» THE TASK:
Exact reproduction is required for all entries.

--*--

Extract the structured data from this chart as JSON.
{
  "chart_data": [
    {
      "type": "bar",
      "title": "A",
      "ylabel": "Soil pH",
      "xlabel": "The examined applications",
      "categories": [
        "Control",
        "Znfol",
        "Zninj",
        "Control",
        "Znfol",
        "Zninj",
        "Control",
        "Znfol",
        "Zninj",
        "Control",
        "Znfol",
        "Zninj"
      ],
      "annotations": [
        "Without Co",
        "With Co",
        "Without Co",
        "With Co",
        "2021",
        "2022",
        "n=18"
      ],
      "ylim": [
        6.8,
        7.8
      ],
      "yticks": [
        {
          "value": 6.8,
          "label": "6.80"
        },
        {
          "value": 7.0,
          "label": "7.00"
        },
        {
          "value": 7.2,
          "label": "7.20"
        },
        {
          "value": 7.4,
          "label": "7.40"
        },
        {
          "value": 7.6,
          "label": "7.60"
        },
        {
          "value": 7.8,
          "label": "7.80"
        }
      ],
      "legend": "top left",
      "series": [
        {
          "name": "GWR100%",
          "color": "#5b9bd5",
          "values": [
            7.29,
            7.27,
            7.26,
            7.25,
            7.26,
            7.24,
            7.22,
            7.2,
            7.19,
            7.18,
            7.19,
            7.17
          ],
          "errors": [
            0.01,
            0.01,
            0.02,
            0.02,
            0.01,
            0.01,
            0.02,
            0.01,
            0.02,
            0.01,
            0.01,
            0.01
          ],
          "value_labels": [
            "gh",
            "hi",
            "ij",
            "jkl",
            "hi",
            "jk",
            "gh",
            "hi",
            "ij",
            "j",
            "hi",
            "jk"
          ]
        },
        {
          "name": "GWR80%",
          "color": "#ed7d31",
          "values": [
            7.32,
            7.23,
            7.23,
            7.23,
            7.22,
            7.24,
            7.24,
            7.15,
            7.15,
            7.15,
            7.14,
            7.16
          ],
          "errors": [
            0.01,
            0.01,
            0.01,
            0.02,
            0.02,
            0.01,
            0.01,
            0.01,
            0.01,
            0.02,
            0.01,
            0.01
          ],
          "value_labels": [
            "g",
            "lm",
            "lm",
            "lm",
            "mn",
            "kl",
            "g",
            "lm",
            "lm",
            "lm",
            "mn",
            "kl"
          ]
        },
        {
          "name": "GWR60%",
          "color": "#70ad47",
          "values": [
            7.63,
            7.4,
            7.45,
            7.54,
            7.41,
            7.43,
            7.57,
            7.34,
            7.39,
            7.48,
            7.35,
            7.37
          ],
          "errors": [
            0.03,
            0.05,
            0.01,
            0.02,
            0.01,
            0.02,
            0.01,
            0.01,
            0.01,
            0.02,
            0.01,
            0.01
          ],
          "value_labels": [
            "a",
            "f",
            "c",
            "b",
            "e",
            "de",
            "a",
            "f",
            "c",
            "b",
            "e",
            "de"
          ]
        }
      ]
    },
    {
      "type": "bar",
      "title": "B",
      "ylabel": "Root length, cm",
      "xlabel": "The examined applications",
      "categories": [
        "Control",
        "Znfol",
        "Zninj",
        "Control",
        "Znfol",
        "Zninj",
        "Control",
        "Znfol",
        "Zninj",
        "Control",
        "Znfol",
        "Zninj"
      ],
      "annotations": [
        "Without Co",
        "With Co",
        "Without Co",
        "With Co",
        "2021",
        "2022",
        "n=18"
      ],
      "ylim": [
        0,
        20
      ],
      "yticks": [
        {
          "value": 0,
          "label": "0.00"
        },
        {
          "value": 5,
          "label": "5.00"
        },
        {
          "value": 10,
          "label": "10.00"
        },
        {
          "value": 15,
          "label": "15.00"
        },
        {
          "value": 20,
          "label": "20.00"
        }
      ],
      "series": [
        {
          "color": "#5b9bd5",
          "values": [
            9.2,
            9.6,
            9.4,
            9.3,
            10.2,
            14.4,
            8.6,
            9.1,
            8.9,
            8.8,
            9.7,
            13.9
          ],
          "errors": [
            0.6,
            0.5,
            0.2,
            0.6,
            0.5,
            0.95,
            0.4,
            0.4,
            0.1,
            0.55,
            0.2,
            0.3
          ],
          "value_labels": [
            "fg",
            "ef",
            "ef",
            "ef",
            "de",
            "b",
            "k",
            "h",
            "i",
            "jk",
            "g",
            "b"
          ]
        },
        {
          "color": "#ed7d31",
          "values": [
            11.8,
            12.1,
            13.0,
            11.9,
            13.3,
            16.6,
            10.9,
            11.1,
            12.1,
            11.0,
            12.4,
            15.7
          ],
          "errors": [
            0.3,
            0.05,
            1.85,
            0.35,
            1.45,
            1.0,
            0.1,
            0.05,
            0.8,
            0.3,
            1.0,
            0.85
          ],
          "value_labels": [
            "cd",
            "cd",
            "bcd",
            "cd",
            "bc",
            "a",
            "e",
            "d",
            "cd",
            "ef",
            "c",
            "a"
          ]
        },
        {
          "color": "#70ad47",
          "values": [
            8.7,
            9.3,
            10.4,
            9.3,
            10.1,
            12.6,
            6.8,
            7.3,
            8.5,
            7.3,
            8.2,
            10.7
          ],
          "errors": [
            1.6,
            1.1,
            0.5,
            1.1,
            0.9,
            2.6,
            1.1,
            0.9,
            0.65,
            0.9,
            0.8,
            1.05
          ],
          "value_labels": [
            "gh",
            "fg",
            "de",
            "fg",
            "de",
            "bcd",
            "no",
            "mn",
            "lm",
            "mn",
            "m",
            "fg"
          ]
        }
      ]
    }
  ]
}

--*--

» FINISHED TASK:
Extract the structured data from this chart as JSON.
{
  "chart_data": [
    {
      "type": "bar",
      "title": "A",
      "ylabel": "Soil pH",
      "xlabel": "The examined applications",
      "categories": [
        "Control",
        "Znfol",
        "Zninj",
        "Control",
        "Znfol",
        "Zninj",
        "Control",
        "Znfol",
        "Zninj",
        "Control",
        "Znfol",
        "Zninj"
      ],
      "annotations": [
        "Without Co",
        "With Co",
        "Without Co",
        "With Co",
        "2021",
        "2022",
        "n=18"
      ],
      "ylim": [
        6.8,
        7.8
      ],
      "yticks": [
        {
          "value": 6.8,
          "label": "6.80"
        },
        {
          "value": 7.0,
          "label": "7.00"
        },
        {
          "value": 7.2,
          "label": "7.20"
        },
        {
          "value": 7.4,
          "label": "7.40"
        },
        {
          "value": 7.6,
          "label": "7.60"
        },
        {
          "value": 7.8,
          "label": "7.80"
        }
      ],
      "legend": "top left",
      "series": [
        {
          "name": "GWR100%",
          "color": "#5b9bd5",
          "values": [
            7.29,
            7.27,
            7.26,
            7.25,
            7.26,
            7.24,
            7.22,
            7.2,
            7.19,
            7.18,
            7.19,
            7.17
          ],
          "errors": [
            0.01,
            0.01,
            0.02,
            0.02,
            0.01,
            0.01,
            0.02,
            0.01,
            0.02,
            0.01,
            0.01,
            0.01
          ],
          "value_labels": [
            "gh",
            "hi",
            "ij",
            "jkl",
            "hi",
            "jk",
            "gh",
            "hi",
            "ij",
            "j",
            "hi",
            "jk"
          ]
        },
        {
          "name": "GWR80%",
          "color": "#ed7d31",
          "values": [
            7.32,
            7.23,
            7.23,
            7.23,
            7.22,
            7.24,
            7.24,
            7.15,
            7.15,
            7.15,
            7.14,
            7.16
          ],
          "errors": [
            0.01,
            0.01,
            0.01,
            0.02,
            0.02,
            0.01,
            0.01,
            0.01,
            0.01,
            0.02,
            0.01,
            0.01
          ],
          "value_labels": [
            "g",
            "lm",
            "lm",
            "lm",
            "mn",
            "kl",
            "g",
            "lm",
            "lm",
            "lm",
            "mn",
            "kl"
          ]
        },
        {
          "name": "GWR60%",
          "color": "#70ad47",
          "values": [
            7.63,
            7.4,
            7.45,
            7.54,
            7.41,
            7.43,
            7.57,
            7.34,
            7.39,
            7.48,
            7.35,
            7.37
          ],
          "errors": [
            0.03,
            0.05,
            0.01,
            0.02,
            0.01,
            0.02,
            0.01,
            0.01,
            0.01,
            0.02,
            0.01,
            0.01
          ],
          "value_labels": [
            "a",
            "f",
            "c",
            "b",
            "e",
            "de",
            "a",
            "f",
            "c",
            "b",
            "e",
            "de"
          ]
        }
      ]
    },
    {
      "type": "bar",
      "title": "B",
      "ylabel": "Root length, cm",
      "xlabel": "The examined applications",
      "categories": [
        "Control",
        "Znfol",
        "Zninj",
        "Control",
        "Znfol",
        "Zninj",
        "Control",
        "Znfol",
        "Zninj",
        "Control",
        "Znfol",
        "Zninj"
      ],
      "annotations": [
        "Without Co",
        "With Co",
        "Without Co",
        "With Co",
        "2021",
        "2022",
        "n=18"
      ],
      "ylim": [
        0,
        20
      ],
      "yticks": [
        {
          "value": 0,
          "label": "0.00"
        },
        {
          "value": 5,
          "label": "5.00"
        },
        {
          "value": 10,
          "label": "10.00"
        },
        {
          "value": 15,
          "label": "15.00"
        },
        {
          "value": 20,
          "label": "20.00"
        }
      ],
      "series": [
        {
          "color": "#5b9bd5",
          "values": [
            9.2,
            9.6,
            9.4,
            9.3,
            10.2,
            14.4,
            8.6,
            9.1,
            8.9,
            8.8,
            9.7,
            13.9
          ],
          "errors": [
            0.6,
            0.5,
            0.2,
            0.6,
            0.5,
            0.95,
            0.4,
            0.4,
            0.1,
            0.55,
            0.2,
            0.3
          ],
          "value_labels": [
            "fg",
            "ef",
            "ef",
            "ef",
            "de",
            "b",
            "k",
            "h",
            "i",
            "jk",
            "g",
            "b"
          ]
        },
        {
          "color": "#ed7d31",
          "values": [
            11.8,
            12.1,
            13.0,
            11.9,
            13.3,
            16.6,
            10.9,
            11.1,
            12.1,
            11.0,
            12.4,
            15.7
          ],
          "errors": [
            0.3,
            0.05,
            1.85,
            0.35,
            1.45,
            1.0,
            0.1,
            0.05,
            0.8,
            0.3,
            1.0,
            0.85
          ],
          "value_labels": [
            "cd",
            "cd",
            "bcd",
            "cd",
            "bc",
            "a",
            "e",
            "d",
            "cd",
            "ef",
            "c",
            "a"
          ]
        },
        {
          "color": "#70ad47",
          "values": [
            8.7,
            9.3,
            10.4,
            9.3,
            10.1,
            12.6,
            6.8,
            7.3,
            8.5,
            7.3,
            8.2,
            10.7
          ],
          "errors": [
            1.6,
            1.1,
            0.5,
            1.1,
            0.9,
            2.6,
            1.1,
            0.9,
            0.65,
            0.9,
            0.8,
            1.05
          ],
          "value_labels": [
            "gh",
            "fg",
            "de",
            "fg",
            "de",
            "bcd",
            "no",
            "mn",
            "lm",
            "mn",
            "m",
            "fg"
          ]
        }
      ]
    }
  ]
}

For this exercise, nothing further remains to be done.